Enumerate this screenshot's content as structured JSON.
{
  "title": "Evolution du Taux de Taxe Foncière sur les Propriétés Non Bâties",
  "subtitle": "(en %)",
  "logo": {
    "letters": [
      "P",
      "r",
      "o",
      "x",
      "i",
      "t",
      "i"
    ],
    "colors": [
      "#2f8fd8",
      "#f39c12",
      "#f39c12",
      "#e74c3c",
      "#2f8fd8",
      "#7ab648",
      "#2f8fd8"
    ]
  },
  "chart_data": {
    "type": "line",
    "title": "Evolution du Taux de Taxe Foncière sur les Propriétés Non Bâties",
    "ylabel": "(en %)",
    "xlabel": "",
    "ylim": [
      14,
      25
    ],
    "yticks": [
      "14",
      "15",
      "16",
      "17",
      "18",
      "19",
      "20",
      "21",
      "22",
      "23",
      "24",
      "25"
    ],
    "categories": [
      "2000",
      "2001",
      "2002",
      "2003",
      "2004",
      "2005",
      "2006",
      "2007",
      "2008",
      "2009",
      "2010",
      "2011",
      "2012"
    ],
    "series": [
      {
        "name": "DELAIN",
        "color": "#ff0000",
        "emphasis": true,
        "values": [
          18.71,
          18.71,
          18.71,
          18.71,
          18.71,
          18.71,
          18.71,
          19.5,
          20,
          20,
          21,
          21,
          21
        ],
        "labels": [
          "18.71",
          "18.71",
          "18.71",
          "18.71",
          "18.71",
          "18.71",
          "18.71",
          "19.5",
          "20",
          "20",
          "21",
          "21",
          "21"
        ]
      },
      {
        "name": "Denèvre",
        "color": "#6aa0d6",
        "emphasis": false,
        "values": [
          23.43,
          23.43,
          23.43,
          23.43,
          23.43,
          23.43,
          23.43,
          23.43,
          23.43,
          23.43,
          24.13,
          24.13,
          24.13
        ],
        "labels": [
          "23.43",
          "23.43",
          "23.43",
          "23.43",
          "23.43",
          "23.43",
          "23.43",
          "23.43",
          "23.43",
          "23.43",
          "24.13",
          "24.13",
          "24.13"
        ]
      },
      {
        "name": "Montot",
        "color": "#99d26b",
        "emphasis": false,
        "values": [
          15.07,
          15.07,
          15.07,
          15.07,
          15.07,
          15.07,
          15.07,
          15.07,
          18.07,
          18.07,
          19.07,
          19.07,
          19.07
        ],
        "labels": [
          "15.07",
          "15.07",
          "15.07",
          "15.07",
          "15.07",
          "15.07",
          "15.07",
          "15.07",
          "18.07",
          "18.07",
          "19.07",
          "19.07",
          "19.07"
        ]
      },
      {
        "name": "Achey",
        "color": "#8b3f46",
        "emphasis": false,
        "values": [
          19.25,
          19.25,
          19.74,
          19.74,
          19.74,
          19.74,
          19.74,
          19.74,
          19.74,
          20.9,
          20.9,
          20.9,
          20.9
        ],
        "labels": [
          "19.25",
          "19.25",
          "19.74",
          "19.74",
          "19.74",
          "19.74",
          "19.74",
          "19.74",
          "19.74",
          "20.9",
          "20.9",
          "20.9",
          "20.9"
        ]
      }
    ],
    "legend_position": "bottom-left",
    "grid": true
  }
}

---

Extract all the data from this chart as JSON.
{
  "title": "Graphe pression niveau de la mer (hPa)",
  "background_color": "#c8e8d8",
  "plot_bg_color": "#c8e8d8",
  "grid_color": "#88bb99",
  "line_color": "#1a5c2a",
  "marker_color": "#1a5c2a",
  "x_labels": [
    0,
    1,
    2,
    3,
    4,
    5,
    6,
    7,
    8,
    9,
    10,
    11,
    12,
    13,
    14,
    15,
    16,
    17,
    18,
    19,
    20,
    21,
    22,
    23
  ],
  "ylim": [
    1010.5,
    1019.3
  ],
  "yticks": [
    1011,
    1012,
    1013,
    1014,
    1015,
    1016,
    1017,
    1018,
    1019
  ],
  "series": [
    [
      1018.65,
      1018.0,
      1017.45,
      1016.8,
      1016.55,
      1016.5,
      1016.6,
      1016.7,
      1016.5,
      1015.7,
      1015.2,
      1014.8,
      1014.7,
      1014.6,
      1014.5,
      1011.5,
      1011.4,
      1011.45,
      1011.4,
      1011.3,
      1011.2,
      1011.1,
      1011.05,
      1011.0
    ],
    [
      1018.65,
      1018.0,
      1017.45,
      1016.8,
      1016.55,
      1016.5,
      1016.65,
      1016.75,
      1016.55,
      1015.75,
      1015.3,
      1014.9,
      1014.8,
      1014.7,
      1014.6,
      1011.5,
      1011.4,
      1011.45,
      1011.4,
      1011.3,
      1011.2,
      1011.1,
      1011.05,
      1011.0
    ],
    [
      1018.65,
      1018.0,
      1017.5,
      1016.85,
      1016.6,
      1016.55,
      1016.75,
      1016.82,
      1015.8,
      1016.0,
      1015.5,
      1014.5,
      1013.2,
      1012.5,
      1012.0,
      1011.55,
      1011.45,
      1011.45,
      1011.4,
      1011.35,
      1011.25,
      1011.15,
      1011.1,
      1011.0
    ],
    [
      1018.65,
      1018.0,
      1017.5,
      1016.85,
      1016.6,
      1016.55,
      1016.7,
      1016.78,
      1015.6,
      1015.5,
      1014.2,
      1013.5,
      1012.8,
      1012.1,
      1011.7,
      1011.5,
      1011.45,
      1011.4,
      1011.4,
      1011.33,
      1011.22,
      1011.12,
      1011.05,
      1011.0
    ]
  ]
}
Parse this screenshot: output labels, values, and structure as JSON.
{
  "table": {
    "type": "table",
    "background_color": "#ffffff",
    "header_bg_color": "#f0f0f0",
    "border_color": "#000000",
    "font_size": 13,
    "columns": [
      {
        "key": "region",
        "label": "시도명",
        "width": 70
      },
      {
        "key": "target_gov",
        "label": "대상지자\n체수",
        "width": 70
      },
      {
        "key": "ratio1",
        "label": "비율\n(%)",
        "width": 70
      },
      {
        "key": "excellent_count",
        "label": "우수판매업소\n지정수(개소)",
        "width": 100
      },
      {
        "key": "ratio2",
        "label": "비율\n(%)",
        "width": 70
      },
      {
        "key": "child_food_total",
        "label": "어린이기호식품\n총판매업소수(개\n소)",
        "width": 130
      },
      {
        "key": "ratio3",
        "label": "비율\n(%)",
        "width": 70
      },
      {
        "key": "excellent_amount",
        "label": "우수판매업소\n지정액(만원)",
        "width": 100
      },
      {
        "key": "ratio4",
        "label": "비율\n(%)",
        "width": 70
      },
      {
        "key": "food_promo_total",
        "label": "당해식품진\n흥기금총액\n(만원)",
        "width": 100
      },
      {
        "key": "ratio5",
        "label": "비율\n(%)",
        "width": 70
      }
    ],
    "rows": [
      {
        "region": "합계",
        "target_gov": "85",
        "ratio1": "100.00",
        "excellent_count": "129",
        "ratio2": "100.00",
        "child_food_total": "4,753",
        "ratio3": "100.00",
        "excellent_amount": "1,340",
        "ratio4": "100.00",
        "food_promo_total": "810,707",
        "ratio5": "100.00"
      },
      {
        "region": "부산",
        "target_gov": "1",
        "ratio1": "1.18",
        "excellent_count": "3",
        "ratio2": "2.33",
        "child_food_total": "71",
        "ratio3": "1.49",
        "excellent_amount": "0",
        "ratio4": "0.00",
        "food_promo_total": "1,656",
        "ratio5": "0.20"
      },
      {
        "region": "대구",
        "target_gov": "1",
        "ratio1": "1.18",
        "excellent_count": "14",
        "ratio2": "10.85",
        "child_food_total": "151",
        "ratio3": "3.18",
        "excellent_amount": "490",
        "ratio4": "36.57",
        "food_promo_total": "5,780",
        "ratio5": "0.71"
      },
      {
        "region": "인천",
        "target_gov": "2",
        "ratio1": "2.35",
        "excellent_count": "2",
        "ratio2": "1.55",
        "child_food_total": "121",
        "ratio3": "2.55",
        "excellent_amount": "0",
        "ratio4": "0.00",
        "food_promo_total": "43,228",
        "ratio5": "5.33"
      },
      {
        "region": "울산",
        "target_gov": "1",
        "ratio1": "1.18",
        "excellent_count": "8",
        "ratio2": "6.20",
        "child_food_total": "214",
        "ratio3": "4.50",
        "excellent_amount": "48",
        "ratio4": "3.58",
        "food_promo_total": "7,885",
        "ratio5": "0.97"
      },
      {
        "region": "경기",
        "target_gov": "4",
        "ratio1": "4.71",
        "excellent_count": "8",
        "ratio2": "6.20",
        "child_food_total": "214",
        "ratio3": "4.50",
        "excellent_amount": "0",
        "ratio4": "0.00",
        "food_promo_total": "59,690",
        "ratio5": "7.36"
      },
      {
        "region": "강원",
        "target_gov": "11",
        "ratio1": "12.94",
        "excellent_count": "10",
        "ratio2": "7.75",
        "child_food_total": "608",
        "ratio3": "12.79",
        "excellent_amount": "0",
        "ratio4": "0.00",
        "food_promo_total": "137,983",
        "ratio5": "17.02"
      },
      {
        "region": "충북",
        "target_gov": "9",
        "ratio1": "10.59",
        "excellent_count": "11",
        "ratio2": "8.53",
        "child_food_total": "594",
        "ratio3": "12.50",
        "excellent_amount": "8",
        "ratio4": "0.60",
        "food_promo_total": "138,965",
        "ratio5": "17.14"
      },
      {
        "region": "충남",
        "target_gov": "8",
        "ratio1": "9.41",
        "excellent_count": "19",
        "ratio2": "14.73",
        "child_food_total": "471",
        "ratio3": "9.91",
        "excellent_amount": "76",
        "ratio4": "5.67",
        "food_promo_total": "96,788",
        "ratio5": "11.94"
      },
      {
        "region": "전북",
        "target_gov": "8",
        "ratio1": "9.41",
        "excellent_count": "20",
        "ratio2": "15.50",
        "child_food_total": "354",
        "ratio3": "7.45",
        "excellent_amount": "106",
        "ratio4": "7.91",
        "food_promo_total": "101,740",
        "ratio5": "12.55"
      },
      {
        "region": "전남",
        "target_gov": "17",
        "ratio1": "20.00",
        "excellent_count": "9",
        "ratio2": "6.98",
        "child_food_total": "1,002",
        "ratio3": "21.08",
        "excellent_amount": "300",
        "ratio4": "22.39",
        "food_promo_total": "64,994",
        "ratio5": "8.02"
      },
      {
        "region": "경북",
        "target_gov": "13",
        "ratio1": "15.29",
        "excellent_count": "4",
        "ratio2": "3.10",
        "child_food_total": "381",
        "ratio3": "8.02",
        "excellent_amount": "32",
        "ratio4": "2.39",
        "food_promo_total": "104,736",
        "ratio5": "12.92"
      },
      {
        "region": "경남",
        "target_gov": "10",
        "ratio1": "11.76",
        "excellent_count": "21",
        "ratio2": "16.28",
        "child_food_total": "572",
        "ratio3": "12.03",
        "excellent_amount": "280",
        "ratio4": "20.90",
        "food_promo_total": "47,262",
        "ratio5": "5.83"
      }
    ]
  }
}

--- Required work ---
Which lines of the data above contain "Taxe"? Copy each one.

--- Task output ---
  "title": "Evolution du Taux de Taxe Foncière sur les Propriétés Non Bâties",
    "title": "Evolution du Taux de Taxe Foncière sur les Propriétés Non Bâties",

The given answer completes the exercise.